**Data items**
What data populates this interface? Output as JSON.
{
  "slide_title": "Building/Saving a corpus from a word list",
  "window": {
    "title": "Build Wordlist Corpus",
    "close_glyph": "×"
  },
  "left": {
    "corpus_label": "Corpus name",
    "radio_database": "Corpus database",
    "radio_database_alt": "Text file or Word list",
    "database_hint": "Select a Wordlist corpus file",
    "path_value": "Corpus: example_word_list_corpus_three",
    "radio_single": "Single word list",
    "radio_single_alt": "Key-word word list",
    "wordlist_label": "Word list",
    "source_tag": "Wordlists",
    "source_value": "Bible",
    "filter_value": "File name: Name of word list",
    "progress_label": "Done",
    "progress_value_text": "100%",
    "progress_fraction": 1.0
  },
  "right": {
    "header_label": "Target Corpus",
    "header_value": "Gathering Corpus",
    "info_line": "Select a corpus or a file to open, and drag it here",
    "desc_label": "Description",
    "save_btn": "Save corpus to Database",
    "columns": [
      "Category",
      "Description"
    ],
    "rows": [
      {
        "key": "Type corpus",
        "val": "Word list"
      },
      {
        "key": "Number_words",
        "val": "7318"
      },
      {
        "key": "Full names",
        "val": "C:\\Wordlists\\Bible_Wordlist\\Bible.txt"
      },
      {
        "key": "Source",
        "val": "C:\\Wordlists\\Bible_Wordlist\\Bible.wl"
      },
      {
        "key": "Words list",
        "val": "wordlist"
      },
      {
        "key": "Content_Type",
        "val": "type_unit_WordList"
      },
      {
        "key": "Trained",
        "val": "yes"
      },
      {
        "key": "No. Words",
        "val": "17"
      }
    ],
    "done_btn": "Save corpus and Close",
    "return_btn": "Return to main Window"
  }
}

**Do this**
Print all of the entries again, exactly as written.

**Result of the task**
What data populates this interface? Output as JSON.
{
  "slide_title": "Building/Saving a corpus from a word list",
  "window": {
    "title": "Build Wordlist Corpus",
    "close_glyph": "×"
  },
  "left": {
    "corpus_label": "Corpus name",
    "radio_database": "Corpus database",
    "radio_database_alt": "Text file or Word list",
    "database_hint": "Select a Wordlist corpus file",
    "path_value": "Corpus: example_word_list_corpus_three",
    "radio_single": "Single word list",
    "radio_single_alt": "Key-word word list",
    "wordlist_label": "Word list",
    "source_tag": "Wordlists",
    "source_value": "Bible",
    "filter_value": "File name: Name of word list",
    "progress_label": "Done",
    "progress_value_text": "100%",
    "progress_fraction": 1.0
  },
  "right": {
    "header_label": "Target Corpus",
    "header_value": "Gathering Corpus",
    "info_line": "Select a corpus or a file to open, and drag it here",
    "desc_label": "Description",
    "save_btn": "Save corpus to Database",
    "columns": [
      "Category",
      "Description"
    ],
    "rows": [
      {
        "key": "Type corpus",
        "val": "Word list"
      },
      {
        "key": "Number_words",
        "val": "7318"
      },
      {
        "key": "Full names",
        "val": "C:\\Wordlists\\Bible_Wordlist\\Bible.txt"
      },
      {
        "key": "Source",
        "val": "C:\\Wordlists\\Bible_Wordlist\\Bible.wl"
      },
      {
        "key": "Words list",
        "val": "wordlist"
      },
      {
        "key": "Content_Type",
        "val": "type_unit_WordList"
      },
      {
        "key": "Trained",
        "val": "yes"
      },
      {
        "key": "No. Words",
        "val": "17"
      }
    ],
    "done_btn": "Save corpus and Close",
    "return_btn": "Return to main Window"
  }
}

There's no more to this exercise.